# Extracted material
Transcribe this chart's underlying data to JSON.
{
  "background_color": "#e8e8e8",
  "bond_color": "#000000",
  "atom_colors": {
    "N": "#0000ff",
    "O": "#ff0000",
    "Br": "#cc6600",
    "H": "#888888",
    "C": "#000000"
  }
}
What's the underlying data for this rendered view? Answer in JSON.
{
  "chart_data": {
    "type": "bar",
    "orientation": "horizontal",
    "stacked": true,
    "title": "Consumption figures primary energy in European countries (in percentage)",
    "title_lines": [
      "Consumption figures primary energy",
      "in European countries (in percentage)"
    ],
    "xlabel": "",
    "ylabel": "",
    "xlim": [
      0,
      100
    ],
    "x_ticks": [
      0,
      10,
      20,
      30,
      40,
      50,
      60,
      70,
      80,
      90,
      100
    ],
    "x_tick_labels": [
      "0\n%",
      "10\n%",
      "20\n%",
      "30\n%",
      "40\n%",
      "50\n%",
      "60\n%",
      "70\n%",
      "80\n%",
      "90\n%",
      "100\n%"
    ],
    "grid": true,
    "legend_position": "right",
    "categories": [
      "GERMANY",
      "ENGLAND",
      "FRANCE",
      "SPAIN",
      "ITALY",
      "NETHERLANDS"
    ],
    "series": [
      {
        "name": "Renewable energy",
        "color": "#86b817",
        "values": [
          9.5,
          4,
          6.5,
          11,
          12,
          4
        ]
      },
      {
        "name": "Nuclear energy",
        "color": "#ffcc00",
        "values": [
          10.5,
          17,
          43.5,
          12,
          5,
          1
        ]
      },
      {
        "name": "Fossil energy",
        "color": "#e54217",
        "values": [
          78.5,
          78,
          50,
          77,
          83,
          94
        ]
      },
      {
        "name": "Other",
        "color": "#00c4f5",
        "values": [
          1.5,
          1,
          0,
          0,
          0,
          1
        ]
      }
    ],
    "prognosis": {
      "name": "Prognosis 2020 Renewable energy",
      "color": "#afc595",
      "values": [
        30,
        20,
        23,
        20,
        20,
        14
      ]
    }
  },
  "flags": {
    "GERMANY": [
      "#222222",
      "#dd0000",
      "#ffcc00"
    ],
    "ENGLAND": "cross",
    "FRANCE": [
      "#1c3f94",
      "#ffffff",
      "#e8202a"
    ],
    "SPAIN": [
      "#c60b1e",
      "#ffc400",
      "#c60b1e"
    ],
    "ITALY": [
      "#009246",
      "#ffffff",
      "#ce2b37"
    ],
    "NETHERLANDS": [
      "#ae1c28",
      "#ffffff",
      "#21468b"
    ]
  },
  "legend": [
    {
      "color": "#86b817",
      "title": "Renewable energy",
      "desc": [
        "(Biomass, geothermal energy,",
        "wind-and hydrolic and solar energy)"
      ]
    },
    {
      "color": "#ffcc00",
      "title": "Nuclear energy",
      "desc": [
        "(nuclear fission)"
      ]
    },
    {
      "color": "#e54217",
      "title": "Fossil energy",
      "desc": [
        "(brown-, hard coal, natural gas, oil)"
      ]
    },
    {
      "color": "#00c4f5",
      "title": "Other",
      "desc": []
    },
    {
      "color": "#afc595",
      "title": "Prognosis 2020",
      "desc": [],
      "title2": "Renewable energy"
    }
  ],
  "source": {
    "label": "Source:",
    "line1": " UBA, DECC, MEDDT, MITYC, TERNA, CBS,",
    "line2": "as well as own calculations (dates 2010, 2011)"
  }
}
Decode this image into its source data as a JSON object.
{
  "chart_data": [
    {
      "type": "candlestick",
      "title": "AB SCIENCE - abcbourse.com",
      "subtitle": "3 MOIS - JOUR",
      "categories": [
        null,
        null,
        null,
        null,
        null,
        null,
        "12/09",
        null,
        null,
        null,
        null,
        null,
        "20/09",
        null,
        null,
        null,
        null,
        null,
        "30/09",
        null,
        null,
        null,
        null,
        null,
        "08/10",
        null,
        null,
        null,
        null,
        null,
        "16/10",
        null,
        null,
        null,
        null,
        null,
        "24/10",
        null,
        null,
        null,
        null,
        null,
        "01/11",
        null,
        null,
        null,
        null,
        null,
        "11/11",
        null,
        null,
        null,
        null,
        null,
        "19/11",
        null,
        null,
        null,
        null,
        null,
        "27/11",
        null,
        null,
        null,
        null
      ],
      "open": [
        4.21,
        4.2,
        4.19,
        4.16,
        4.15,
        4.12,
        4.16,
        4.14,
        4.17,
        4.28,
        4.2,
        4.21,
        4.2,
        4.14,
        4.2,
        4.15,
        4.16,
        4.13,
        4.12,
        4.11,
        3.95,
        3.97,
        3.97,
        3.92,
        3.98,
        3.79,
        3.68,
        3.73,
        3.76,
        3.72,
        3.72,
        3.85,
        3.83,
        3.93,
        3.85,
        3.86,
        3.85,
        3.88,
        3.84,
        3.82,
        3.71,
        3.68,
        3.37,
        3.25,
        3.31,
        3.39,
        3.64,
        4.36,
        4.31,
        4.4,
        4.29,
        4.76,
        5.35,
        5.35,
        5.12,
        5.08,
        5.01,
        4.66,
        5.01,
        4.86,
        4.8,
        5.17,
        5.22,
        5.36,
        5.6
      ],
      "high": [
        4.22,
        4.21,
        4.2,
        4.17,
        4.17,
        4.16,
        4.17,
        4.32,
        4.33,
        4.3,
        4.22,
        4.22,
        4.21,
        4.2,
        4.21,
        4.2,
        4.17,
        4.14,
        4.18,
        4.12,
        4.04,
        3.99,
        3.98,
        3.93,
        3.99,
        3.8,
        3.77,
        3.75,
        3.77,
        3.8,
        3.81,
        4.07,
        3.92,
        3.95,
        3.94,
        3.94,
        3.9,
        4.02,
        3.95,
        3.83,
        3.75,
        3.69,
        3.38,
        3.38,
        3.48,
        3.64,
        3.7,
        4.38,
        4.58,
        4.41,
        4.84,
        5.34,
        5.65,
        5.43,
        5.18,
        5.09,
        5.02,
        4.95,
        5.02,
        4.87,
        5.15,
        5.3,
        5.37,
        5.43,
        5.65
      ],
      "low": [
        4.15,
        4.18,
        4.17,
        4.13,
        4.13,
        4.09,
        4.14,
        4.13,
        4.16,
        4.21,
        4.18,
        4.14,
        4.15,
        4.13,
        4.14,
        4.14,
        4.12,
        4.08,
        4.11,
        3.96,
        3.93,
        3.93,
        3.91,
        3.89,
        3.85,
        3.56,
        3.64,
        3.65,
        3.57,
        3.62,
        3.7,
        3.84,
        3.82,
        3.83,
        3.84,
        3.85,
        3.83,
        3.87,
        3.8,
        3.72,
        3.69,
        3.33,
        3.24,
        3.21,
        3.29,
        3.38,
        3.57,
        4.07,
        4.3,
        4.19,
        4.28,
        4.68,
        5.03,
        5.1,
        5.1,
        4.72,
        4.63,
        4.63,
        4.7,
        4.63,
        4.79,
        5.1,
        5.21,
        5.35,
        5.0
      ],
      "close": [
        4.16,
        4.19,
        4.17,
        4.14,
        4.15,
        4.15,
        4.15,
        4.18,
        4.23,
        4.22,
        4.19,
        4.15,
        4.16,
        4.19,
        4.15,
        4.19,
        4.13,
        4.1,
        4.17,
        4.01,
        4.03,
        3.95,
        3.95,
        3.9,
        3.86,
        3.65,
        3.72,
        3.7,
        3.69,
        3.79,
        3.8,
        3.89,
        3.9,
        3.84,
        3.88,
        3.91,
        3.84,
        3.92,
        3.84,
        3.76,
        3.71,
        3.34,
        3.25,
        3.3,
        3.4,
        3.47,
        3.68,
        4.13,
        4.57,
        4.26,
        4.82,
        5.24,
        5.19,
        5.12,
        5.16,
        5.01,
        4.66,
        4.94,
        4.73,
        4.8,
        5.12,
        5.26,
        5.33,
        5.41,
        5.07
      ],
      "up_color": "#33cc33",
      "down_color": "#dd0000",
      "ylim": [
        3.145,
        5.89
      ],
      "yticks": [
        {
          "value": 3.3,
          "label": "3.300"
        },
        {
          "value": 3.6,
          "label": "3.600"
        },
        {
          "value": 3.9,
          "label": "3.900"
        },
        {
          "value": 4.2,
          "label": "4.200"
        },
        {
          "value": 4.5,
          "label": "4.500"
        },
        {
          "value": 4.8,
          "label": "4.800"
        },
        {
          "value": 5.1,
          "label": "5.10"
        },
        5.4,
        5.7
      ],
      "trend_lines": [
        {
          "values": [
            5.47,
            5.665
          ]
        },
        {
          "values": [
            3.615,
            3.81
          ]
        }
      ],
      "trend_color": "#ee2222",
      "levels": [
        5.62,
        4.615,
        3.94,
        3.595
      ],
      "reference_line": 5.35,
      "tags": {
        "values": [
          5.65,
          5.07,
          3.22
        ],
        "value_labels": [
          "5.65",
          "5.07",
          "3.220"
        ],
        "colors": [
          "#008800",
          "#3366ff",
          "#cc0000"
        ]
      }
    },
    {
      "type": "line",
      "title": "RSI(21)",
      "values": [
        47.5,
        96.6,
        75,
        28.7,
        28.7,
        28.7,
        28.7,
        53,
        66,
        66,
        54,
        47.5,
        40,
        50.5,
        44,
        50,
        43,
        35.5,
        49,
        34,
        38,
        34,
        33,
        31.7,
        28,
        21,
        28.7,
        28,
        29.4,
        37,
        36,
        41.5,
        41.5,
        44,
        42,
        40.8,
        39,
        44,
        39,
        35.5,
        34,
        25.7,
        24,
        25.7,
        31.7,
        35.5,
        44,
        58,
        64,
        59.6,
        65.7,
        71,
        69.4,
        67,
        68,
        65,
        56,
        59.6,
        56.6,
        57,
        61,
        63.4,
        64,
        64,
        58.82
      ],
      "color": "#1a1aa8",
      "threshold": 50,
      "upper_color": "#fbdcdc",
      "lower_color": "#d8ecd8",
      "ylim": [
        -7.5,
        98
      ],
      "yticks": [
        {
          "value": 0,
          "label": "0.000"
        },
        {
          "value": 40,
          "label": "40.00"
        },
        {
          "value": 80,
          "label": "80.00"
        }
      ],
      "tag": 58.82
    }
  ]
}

# Task
Tally the lines of the material above that contain the word "percentage" and report the total alone.

# Complete response
2